What the exercise asks :: Transcribe all of the material below word for word and leave out its pictures.

(Figure content listings)

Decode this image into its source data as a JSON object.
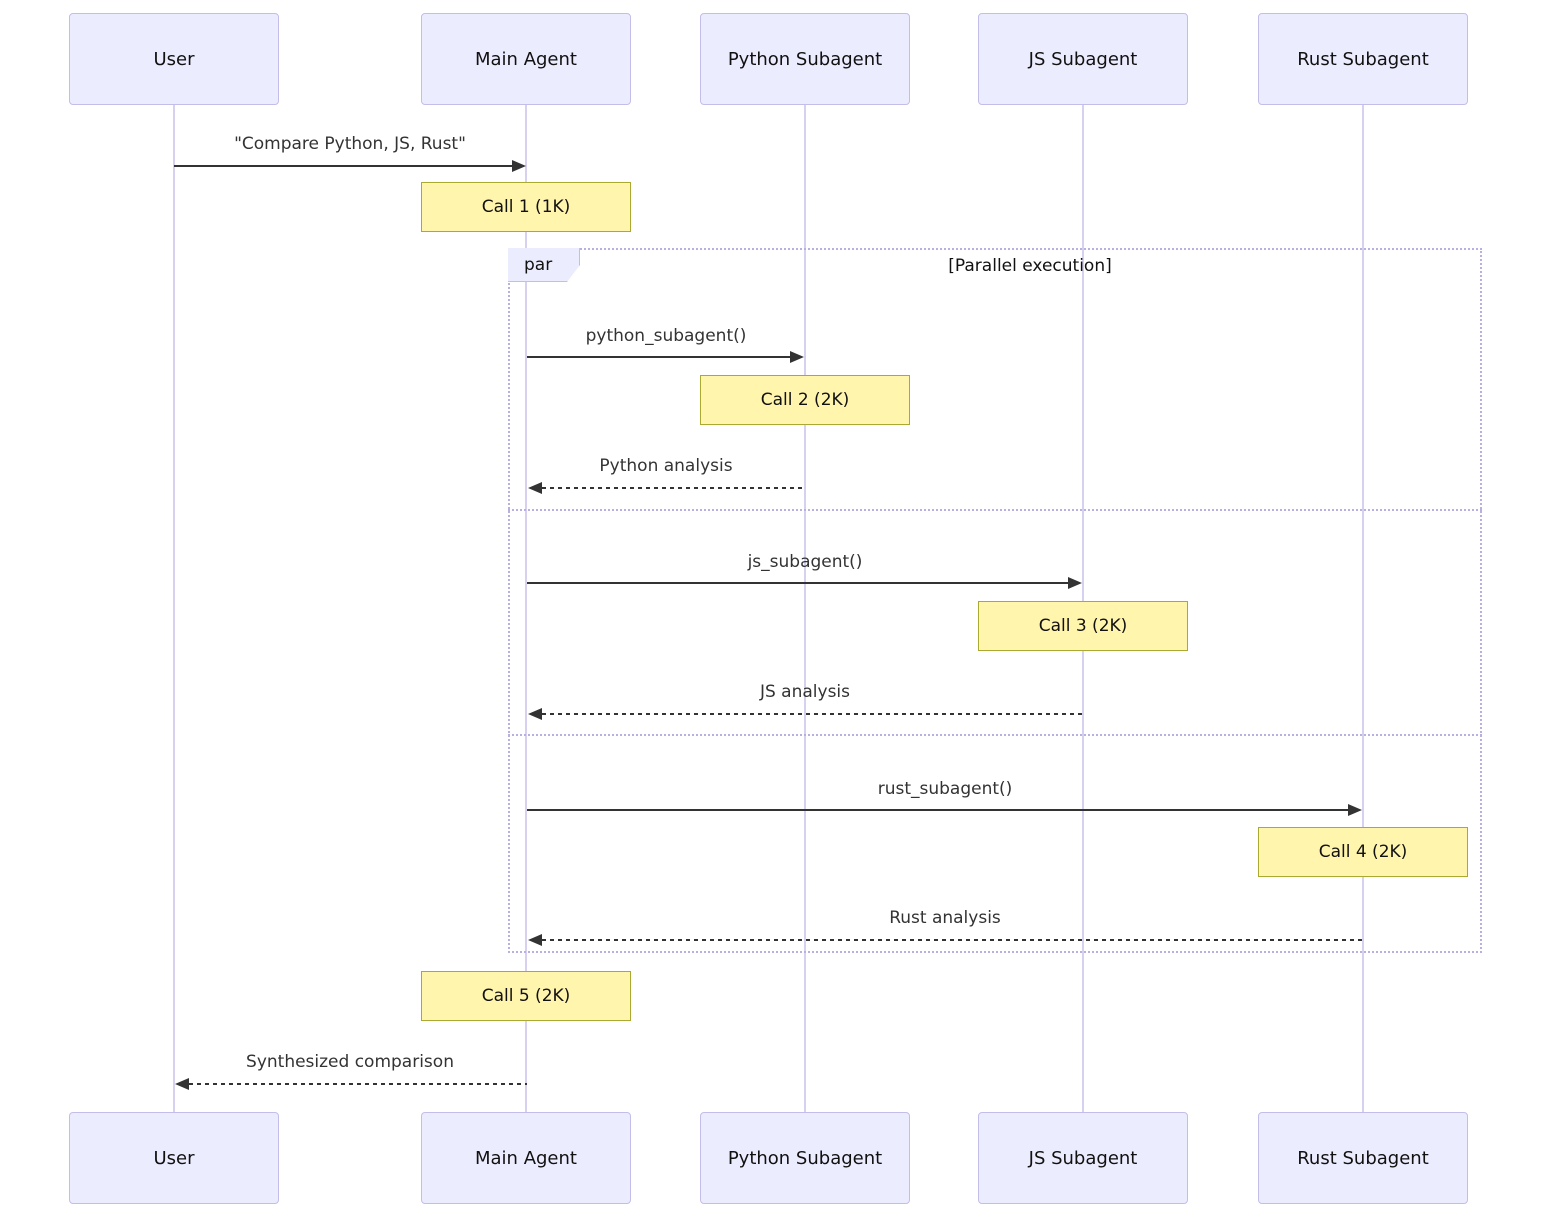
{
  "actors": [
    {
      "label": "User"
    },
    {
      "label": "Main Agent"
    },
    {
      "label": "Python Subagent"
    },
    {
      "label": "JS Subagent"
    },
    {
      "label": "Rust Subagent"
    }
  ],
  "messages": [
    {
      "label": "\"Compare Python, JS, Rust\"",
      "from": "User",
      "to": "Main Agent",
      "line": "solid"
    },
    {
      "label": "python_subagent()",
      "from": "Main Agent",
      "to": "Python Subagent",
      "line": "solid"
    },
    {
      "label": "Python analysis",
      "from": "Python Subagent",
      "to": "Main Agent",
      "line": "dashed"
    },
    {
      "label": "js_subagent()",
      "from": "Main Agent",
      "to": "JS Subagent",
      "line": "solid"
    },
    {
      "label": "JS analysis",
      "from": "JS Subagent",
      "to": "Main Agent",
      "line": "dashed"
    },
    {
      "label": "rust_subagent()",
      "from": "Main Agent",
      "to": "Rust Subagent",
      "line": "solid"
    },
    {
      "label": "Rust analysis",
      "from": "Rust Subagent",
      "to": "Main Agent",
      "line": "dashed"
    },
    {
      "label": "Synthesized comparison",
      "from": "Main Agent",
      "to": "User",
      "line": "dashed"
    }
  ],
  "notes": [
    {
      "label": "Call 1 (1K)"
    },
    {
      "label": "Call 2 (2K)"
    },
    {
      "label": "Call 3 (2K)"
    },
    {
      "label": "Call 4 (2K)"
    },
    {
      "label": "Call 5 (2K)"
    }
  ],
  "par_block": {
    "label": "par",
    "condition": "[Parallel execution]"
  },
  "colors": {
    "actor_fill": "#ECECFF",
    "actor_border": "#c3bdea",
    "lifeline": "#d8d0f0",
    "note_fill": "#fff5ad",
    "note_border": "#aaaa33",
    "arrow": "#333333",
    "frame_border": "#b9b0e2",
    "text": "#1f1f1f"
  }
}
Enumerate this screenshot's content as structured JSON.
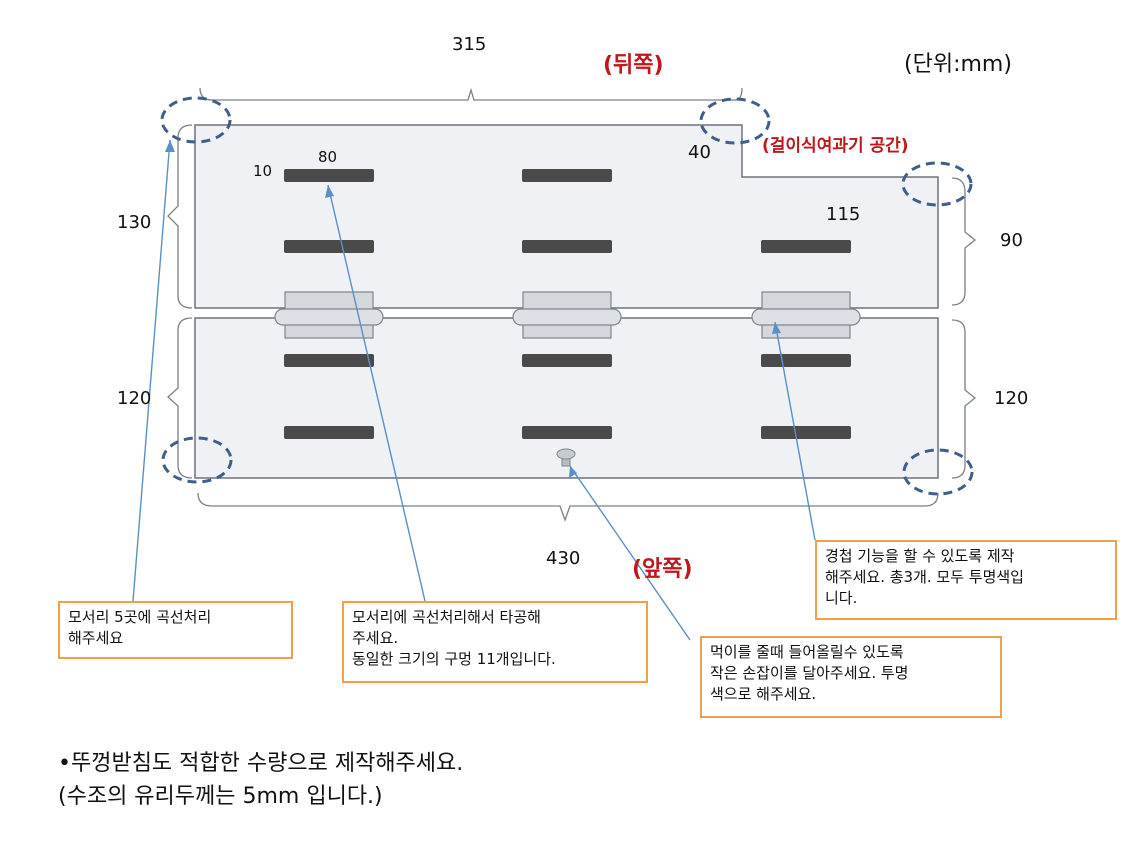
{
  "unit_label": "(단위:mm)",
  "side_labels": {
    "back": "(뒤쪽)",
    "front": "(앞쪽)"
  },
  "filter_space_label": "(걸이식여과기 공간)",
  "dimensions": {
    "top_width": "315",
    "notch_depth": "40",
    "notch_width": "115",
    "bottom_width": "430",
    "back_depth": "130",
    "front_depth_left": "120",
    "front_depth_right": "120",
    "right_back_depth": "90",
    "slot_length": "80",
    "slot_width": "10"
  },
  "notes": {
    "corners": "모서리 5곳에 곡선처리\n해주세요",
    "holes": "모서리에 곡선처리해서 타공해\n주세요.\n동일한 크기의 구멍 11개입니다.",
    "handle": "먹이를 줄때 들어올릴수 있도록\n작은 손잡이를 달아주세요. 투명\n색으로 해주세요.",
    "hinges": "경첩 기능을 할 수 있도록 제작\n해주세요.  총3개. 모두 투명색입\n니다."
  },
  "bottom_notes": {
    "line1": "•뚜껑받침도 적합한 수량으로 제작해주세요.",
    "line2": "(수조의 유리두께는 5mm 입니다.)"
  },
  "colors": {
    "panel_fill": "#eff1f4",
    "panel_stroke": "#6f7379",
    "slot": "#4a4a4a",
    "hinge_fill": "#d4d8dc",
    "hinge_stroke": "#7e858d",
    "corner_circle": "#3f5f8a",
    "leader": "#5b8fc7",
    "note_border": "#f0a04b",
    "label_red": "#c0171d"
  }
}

Written answer ::
Decode this image into its source data as a JSON object.
{
  "actors": [
    {
      "label": "User"
    },
    {
      "label": "Main Agent"
    },
    {
      "label": "Python Subagent"
    },
    {
      "label": "JS Subagent"
    },
    {
      "label": "Rust Subagent"
    }
  ],
  "messages": [
    {
      "label": "\"Compare Python, JS, Rust\"",
      "from": "User",
      "to": "Main Agent",
      "line": "solid"
    },
    {
      "label": "python_subagent()",
      "from": "Main Agent",
      "to": "Python Subagent",
      "line": "solid"
    },
    {
      "label": "Python analysis",
      "from": "Python Subagent",
      "to": "Main Agent",
      "line": "dashed"
    },
    {
      "label": "js_subagent()",
      "from": "Main Agent",
      "to": "JS Subagent",
      "line": "solid"
    },
    {
      "label": "JS analysis",
      "from": "JS Subagent",
      "to": "Main Agent",
      "line": "dashed"
    },
    {
      "label": "rust_subagent()",
      "from": "Main Agent",
      "to": "Rust Subagent",
      "line": "solid"
    },
    {
      "label": "Rust analysis",
      "from": "Rust Subagent",
      "to": "Main Agent",
      "line": "dashed"
    },
    {
      "label": "Synthesized comparison",
      "from": "Main Agent",
      "to": "User",
      "line": "dashed"
    }
  ],
  "notes": [
    {
      "label": "Call 1 (1K)"
    },
    {
      "label": "Call 2 (2K)"
    },
    {
      "label": "Call 3 (2K)"
    },
    {
      "label": "Call 4 (2K)"
    },
    {
      "label": "Call 5 (2K)"
    }
  ],
  "par_block": {
    "label": "par",
    "condition": "[Parallel execution]"
  },
  "colors": {
    "actor_fill": "#ECECFF",
    "actor_border": "#c3bdea",
    "lifeline": "#d8d0f0",
    "note_fill": "#fff5ad",
    "note_border": "#aaaa33",
    "arrow": "#333333",
    "frame_border": "#b9b0e2",
    "text": "#1f1f1f"
  }
}
Enumerate this screenshot's content as structured JSON.
{
  "unit_label": "(단위:mm)",
  "side_labels": {
    "back": "(뒤쪽)",
    "front": "(앞쪽)"
  },
  "filter_space_label": "(걸이식여과기 공간)",
  "dimensions": {
    "top_width": "315",
    "notch_depth": "40",
    "notch_width": "115",
    "bottom_width": "430",
    "back_depth": "130",
    "front_depth_left": "120",
    "front_depth_right": "120",
    "right_back_depth": "90",
    "slot_length": "80",
    "slot_width": "10"
  },
  "notes": {
    "corners": "모서리 5곳에 곡선처리\n해주세요",
    "holes": "모서리에 곡선처리해서 타공해\n주세요.\n동일한 크기의 구멍 11개입니다.",
    "handle": "먹이를 줄때 들어올릴수 있도록\n작은 손잡이를 달아주세요. 투명\n색으로 해주세요.",
    "hinges": "경첩 기능을 할 수 있도록 제작\n해주세요.  총3개. 모두 투명색입\n니다."
  },
  "bottom_notes": {
    "line1": "•뚜껑받침도 적합한 수량으로 제작해주세요.",
    "line2": "(수조의 유리두께는 5mm 입니다.)"
  },
  "colors": {
    "panel_fill": "#eff1f4",
    "panel_stroke": "#6f7379",
    "slot": "#4a4a4a",
    "hinge_fill": "#d4d8dc",
    "hinge_stroke": "#7e858d",
    "corner_circle": "#3f5f8a",
    "leader": "#5b8fc7",
    "note_border": "#f0a04b",
    "label_red": "#c0171d"
  }
}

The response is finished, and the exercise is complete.